Would you pull out every line of the material that contains the string "this"?

Records from a dataset
[BEGIN]

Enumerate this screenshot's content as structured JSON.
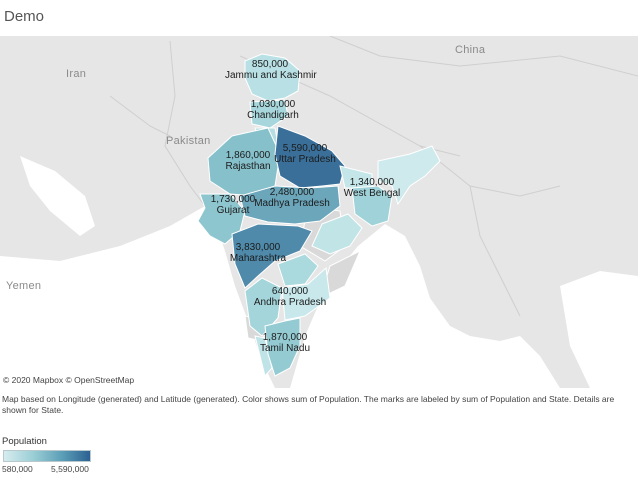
{
  "title": "Demo",
  "map": {
    "countries": [
      {
        "id": "iran",
        "name": "Iran"
      },
      {
        "id": "pakistan",
        "name": "Pakistan"
      },
      {
        "id": "china",
        "name": "China"
      },
      {
        "id": "yemen",
        "name": "Yemen"
      }
    ],
    "states": [
      {
        "id": "jammu-and-kashmir",
        "name": "Jammu and Kashmir",
        "population_label": "850,000",
        "population": 850000
      },
      {
        "id": "chandigarh",
        "name": "Chandigarh",
        "population_label": "1,030,000",
        "population": 1030000
      },
      {
        "id": "rajasthan",
        "name": "Rajasthan",
        "population_label": "1,860,000",
        "population": 1860000
      },
      {
        "id": "uttar-pradesh",
        "name": "Uttar Pradesh",
        "population_label": "5,590,000",
        "population": 5590000
      },
      {
        "id": "west-bengal",
        "name": "West Bengal",
        "population_label": "1,340,000",
        "population": 1340000
      },
      {
        "id": "madhya-pradesh",
        "name": "Madhya Pradesh",
        "population_label": "2,480,000",
        "population": 2480000
      },
      {
        "id": "gujarat",
        "name": "Gujarat",
        "population_label": "1,730,000",
        "population": 1730000
      },
      {
        "id": "maharashtra",
        "name": "Maharashtra",
        "population_label": "3,830,000",
        "population": 3830000
      },
      {
        "id": "andhra-pradesh",
        "name": "Andhra Pradesh",
        "population_label": "640,000",
        "population": 640000
      },
      {
        "id": "tamil-nadu",
        "name": "Tamil Nadu",
        "population_label": "1,870,000",
        "population": 1870000
      }
    ],
    "attribution": "© 2020 Mapbox © OpenStreetMap",
    "colors": {
      "water": "#ffffff",
      "land": "#e6e6e6",
      "low": "#d6ecef",
      "high": "#2c6192"
    }
  },
  "caption": "Map based on Longitude (generated) and Latitude (generated).  Color shows sum of Population.  The marks are labeled by sum of Population and State.  Details are shown for State.",
  "legend": {
    "title": "Population",
    "min_label": "580,000",
    "max_label": "5,590,000"
  }
}
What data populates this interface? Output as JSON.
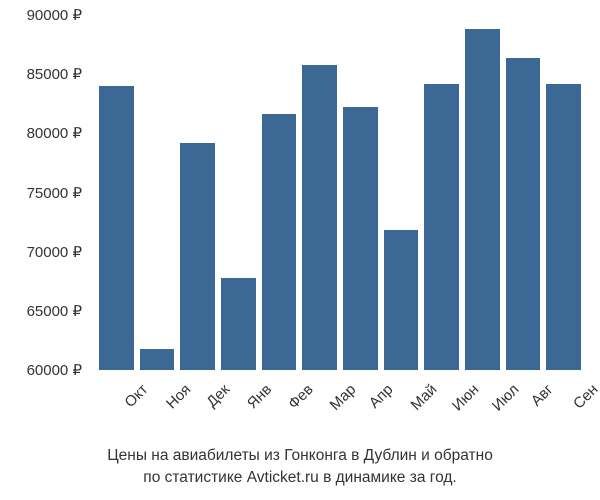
{
  "chart": {
    "type": "bar",
    "categories": [
      "Окт",
      "Ноя",
      "Дек",
      "Янв",
      "Фев",
      "Мар",
      "Апр",
      "Май",
      "Июн",
      "Июл",
      "Авг",
      "Сен"
    ],
    "values": [
      84000,
      61800,
      79200,
      67800,
      81600,
      85800,
      82200,
      71800,
      84200,
      88800,
      86400,
      84200
    ],
    "bar_color": "#3b6894",
    "ylim": [
      60000,
      90000
    ],
    "ytick_step": 5000,
    "ytick_labels": [
      "60000 ₽",
      "65000 ₽",
      "70000 ₽",
      "75000 ₽",
      "80000 ₽",
      "85000 ₽",
      "90000 ₽"
    ],
    "ytick_values": [
      60000,
      65000,
      70000,
      75000,
      80000,
      85000,
      90000
    ],
    "background_color": "#ffffff",
    "text_color": "#333333",
    "tick_fontsize": 15,
    "caption_fontsize": 15.5,
    "bar_gap": 6,
    "x_label_rotation": -45
  },
  "caption": {
    "line1": "Цены на авиабилеты из Гонконга в Дублин и обратно",
    "line2": "по статистике Avticket.ru в динамике за год."
  }
}
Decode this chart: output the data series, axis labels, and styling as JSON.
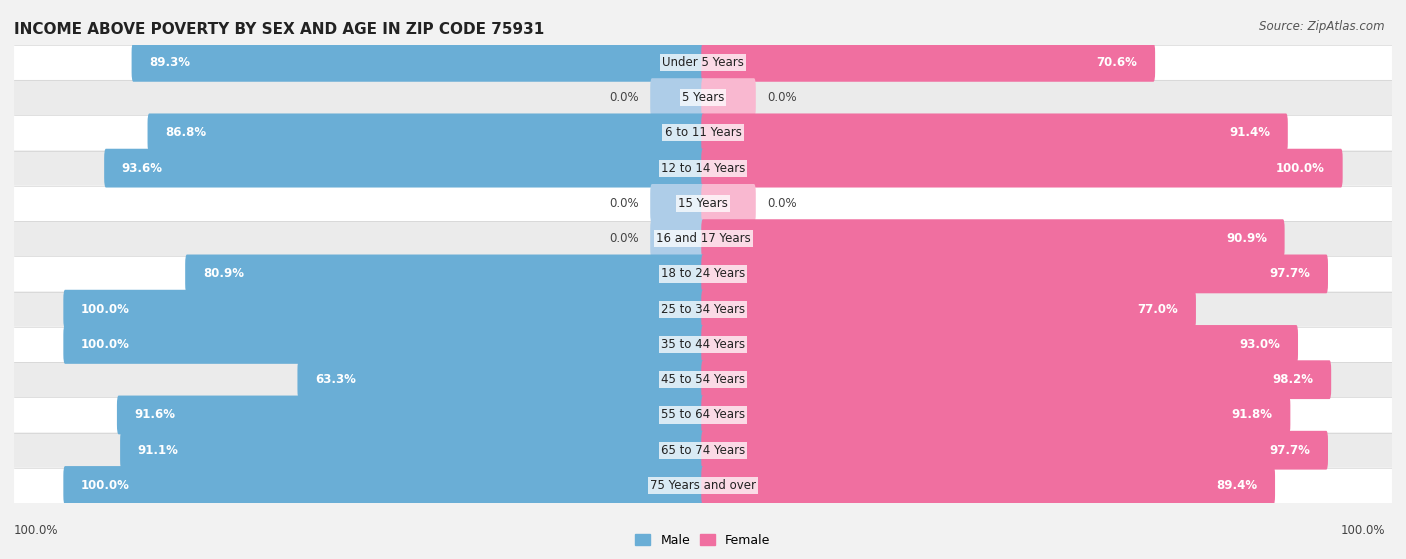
{
  "title": "INCOME ABOVE POVERTY BY SEX AND AGE IN ZIP CODE 75931",
  "source": "Source: ZipAtlas.com",
  "categories": [
    "Under 5 Years",
    "5 Years",
    "6 to 11 Years",
    "12 to 14 Years",
    "15 Years",
    "16 and 17 Years",
    "18 to 24 Years",
    "25 to 34 Years",
    "35 to 44 Years",
    "45 to 54 Years",
    "55 to 64 Years",
    "65 to 74 Years",
    "75 Years and over"
  ],
  "male": [
    89.3,
    0.0,
    86.8,
    93.6,
    0.0,
    0.0,
    80.9,
    100.0,
    100.0,
    63.3,
    91.6,
    91.1,
    100.0
  ],
  "female": [
    70.6,
    0.0,
    91.4,
    100.0,
    0.0,
    90.9,
    97.7,
    77.0,
    93.0,
    98.2,
    91.8,
    97.7,
    89.4
  ],
  "male_color": "#6aaed6",
  "female_color": "#f06fa0",
  "male_light_color": "#aecde8",
  "female_light_color": "#f9b8d0",
  "bg_color": "#f2f2f2",
  "row_light": "#ffffff",
  "row_dark": "#ebebeb",
  "max_val": 100.0,
  "bar_height": 0.55,
  "label_fontsize": 8.5,
  "cat_fontsize": 8.5,
  "title_fontsize": 11,
  "source_fontsize": 8.5
}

[END]

_FULL SOLUTION_
Enumerate this screenshot's content as structured JSON.
What data populates this interface? Output as JSON.
Decode this chart: output the data series, axis labels, and styling as JSON.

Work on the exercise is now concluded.